• _Exercise prompt_
Gather every line from the entries below that includes "this".

-------- Record list

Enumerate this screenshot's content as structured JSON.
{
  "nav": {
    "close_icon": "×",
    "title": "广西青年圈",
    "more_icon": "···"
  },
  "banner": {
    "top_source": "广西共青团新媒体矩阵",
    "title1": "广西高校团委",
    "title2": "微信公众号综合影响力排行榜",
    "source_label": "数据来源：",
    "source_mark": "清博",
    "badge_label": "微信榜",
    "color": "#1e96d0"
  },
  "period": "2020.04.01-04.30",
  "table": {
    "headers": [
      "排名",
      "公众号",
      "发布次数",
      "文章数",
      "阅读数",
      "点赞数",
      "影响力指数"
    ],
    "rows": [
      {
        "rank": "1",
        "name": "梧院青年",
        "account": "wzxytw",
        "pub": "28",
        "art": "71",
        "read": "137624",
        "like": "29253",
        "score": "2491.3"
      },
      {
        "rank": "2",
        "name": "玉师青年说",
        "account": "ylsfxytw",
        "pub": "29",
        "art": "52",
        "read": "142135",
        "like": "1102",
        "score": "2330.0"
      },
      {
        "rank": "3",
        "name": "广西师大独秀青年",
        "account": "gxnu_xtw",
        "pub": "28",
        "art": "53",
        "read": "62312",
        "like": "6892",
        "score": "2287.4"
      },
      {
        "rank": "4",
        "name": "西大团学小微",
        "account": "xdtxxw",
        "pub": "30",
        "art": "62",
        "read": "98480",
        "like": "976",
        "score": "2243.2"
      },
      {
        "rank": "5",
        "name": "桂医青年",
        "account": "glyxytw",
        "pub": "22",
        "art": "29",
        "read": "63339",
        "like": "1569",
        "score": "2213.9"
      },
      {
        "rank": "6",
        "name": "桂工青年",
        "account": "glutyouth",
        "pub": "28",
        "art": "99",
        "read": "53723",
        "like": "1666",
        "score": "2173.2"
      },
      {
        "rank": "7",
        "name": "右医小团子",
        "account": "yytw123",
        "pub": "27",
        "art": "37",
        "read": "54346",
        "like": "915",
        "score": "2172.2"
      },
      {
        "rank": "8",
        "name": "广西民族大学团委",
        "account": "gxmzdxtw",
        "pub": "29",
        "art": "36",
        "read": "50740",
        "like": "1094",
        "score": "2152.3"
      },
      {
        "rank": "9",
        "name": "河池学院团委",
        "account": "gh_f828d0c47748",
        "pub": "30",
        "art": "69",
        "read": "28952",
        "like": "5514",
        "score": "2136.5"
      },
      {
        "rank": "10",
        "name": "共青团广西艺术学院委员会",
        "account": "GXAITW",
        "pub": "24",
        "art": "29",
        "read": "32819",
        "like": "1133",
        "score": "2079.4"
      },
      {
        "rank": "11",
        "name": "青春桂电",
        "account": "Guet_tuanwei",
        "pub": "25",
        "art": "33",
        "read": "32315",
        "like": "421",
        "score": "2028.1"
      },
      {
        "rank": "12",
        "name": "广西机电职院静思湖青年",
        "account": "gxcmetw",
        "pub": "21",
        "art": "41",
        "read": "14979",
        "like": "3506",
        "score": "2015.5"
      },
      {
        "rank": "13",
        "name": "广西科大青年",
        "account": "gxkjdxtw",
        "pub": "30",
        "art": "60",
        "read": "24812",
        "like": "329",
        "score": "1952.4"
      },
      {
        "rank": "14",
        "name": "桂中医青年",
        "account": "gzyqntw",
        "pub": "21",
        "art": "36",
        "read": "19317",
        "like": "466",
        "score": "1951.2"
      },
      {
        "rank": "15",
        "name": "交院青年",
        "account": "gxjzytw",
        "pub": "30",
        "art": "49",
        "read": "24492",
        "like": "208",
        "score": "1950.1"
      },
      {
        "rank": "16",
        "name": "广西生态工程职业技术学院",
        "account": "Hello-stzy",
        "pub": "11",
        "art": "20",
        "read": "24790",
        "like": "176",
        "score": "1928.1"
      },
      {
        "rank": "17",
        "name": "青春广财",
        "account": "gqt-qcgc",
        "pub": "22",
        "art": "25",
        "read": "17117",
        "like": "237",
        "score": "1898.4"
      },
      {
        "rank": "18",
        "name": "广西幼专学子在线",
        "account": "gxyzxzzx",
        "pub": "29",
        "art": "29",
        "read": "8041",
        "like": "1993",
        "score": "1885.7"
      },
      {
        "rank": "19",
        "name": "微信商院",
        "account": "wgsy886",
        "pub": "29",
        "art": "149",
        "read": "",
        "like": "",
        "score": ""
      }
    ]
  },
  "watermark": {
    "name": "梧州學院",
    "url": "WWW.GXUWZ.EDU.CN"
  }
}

----------------
-------- Record list

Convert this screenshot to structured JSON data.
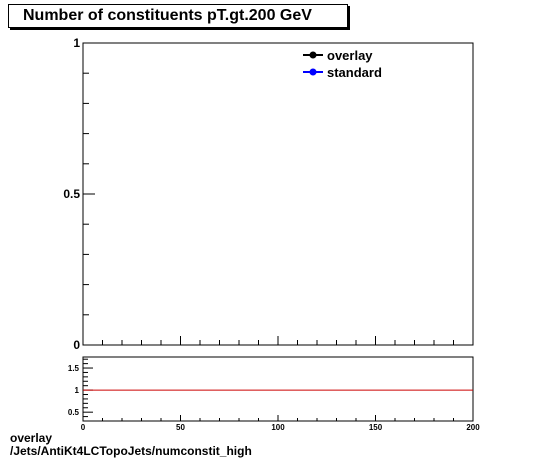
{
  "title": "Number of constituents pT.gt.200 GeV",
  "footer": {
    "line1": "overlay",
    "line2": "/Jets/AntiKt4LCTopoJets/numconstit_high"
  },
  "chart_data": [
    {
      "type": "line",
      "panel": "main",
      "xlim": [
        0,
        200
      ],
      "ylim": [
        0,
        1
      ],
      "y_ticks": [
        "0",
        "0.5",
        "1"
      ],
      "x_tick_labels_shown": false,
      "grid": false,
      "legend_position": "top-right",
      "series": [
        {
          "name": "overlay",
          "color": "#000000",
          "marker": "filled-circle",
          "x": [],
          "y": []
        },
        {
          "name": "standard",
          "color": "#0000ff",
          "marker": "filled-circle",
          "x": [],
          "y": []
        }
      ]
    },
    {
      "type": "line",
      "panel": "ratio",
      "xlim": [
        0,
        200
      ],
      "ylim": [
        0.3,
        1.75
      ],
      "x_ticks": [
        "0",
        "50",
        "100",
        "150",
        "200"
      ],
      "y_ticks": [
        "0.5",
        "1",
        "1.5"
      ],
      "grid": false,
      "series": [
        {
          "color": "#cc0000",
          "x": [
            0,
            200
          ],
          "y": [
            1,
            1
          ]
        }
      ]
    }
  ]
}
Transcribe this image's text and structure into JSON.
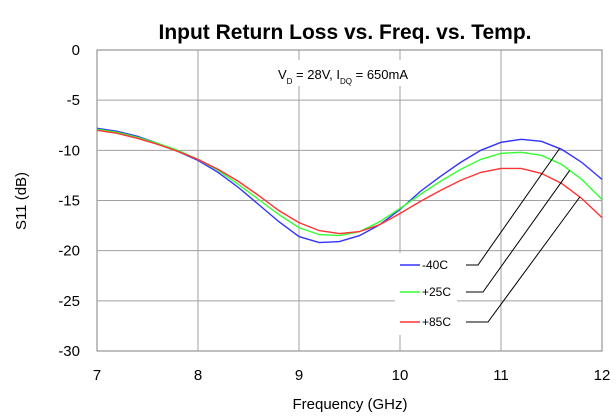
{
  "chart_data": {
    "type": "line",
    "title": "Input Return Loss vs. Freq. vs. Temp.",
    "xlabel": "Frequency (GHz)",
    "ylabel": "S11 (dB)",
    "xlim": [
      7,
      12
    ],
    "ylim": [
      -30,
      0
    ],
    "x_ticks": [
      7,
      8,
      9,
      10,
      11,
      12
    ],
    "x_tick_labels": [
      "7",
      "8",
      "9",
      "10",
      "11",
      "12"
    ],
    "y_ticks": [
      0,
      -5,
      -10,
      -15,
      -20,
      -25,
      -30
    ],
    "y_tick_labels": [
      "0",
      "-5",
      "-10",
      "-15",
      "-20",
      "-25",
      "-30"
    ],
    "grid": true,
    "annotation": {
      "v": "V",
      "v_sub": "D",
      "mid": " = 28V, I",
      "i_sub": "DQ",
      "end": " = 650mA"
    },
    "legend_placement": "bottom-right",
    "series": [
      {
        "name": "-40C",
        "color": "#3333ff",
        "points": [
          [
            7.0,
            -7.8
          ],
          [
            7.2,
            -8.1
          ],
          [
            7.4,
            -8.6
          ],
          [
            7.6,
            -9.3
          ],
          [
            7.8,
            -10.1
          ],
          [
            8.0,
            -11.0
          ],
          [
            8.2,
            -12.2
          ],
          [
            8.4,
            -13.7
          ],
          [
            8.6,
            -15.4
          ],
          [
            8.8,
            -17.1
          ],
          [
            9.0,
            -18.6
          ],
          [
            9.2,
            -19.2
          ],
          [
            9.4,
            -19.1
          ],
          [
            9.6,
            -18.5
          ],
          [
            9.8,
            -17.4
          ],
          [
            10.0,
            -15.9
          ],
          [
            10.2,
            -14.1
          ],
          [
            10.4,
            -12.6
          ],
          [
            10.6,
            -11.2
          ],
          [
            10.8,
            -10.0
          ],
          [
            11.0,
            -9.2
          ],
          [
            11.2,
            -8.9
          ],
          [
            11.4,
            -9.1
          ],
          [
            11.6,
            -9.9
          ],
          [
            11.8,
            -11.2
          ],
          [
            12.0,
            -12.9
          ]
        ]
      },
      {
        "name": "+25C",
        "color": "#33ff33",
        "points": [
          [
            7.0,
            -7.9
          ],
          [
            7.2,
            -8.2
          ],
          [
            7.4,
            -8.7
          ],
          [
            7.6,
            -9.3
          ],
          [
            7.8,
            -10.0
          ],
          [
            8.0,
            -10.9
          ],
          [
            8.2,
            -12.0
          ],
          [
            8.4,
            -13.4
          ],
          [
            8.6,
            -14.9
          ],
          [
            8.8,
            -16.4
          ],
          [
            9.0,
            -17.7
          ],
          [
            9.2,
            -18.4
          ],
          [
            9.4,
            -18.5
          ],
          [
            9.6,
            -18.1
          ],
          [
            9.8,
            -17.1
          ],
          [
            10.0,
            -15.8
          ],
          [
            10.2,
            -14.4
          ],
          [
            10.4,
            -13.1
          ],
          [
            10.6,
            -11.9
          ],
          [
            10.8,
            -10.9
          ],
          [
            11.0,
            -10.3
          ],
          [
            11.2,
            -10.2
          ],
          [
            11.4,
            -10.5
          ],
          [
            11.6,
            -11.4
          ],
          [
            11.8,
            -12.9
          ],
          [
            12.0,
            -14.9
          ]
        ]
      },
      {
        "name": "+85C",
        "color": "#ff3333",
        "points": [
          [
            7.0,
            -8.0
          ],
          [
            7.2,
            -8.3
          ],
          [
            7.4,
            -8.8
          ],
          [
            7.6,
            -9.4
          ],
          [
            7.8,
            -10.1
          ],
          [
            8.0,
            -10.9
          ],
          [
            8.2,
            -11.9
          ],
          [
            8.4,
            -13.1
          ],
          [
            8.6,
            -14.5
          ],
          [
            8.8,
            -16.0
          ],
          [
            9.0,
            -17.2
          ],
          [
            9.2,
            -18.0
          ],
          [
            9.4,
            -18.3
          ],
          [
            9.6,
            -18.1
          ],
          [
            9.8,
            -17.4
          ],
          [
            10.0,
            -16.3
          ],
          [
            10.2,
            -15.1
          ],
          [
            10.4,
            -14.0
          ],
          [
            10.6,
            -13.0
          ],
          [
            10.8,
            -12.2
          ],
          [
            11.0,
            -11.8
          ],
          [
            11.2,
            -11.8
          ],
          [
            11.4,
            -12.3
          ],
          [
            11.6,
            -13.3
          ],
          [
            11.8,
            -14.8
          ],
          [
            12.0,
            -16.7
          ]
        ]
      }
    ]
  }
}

----------------

• _Solution to the exercise_
Enumerate this screenshot's content as structured JSON.
Convert this screenshot to structured JSON data.
Transcribe this image's text and structure into JSON.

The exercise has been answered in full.